WHAT YOU WILL DO | Give every line of the data again, unchanged, but with no pictures.
::::::::::
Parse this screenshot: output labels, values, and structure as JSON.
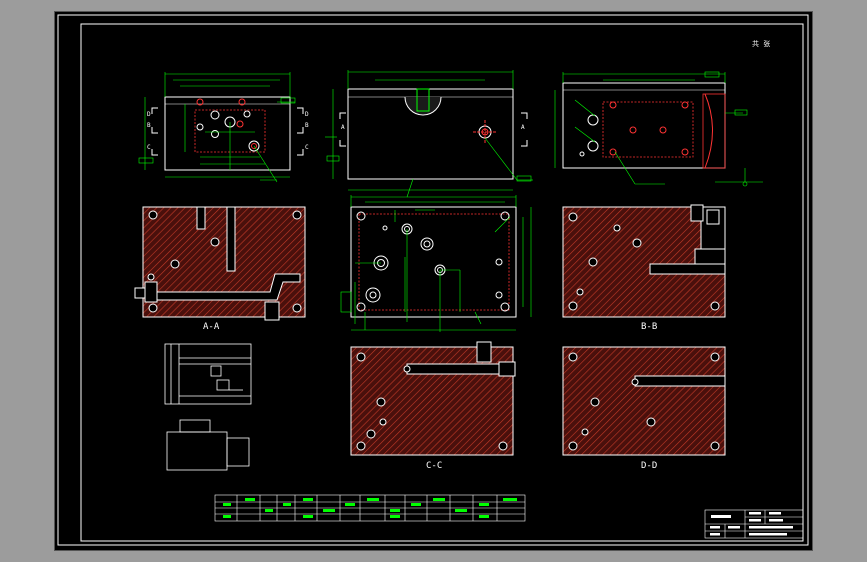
{
  "sheet": {
    "number": "共 张"
  },
  "views": {
    "top_ref_d": "D",
    "top_ref_b": "B",
    "top_ref_c": "C",
    "top_ref_d2": "D",
    "top_ref_b2": "B",
    "top_ref_c2": "C",
    "front_ref_a": "A",
    "front_ref_a2": "A"
  },
  "sections": {
    "aa": "A-A",
    "bb": "B-B",
    "cc": "C-C",
    "dd": "D-D"
  },
  "colors": {
    "frame": "#ffffff",
    "outline": "#ffffff",
    "dimension": "#00ff00",
    "hidden": "#ff0000",
    "hatch_fill": "#5a1410",
    "hatch_line": "#c03020",
    "annotation": "#ffff00"
  }
}
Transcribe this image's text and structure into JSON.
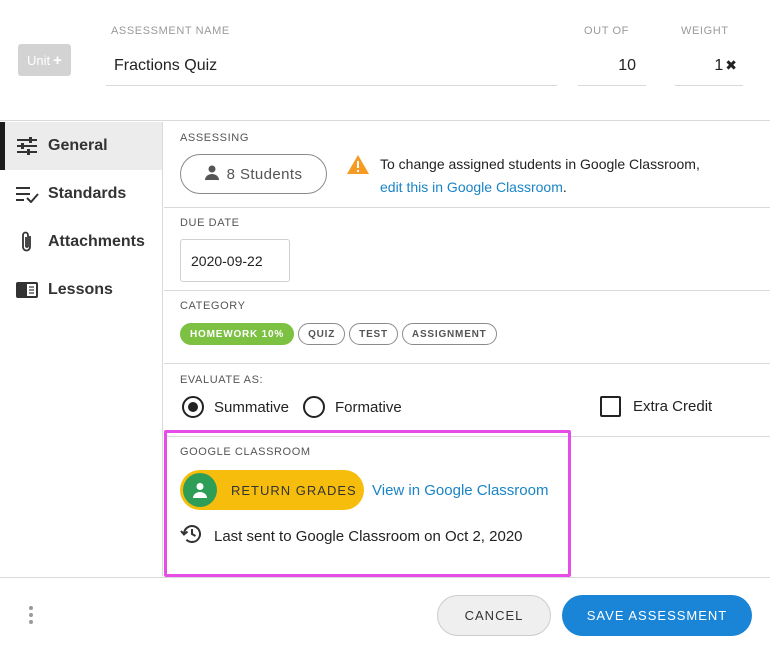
::::::::::
TASK RESULT |
Parse this screenshot: output labels, values, and structure as JSON.
{
  "sheet": {
    "number": "共 张"
  },
  "views": {
    "top_ref_d": "D",
    "top_ref_b": "B",
    "top_ref_c": "C",
    "top_ref_d2": "D",
    "top_ref_b2": "B",
    "top_ref_c2": "C",
    "front_ref_a": "A",
    "front_ref_a2": "A"
  },
  "sections": {
    "aa": "A-A",
    "bb": "B-B",
    "cc": "C-C",
    "dd": "D-D"
  },
  "colors": {
    "frame": "#ffffff",
    "outline": "#ffffff",
    "dimension": "#00ff00",
    "hidden": "#ff0000",
    "hatch_fill": "#5a1410",
    "hatch_line": "#c03020",
    "annotation": "#ffff00"
  }
}
Transcribe this image's text and structure into JSON.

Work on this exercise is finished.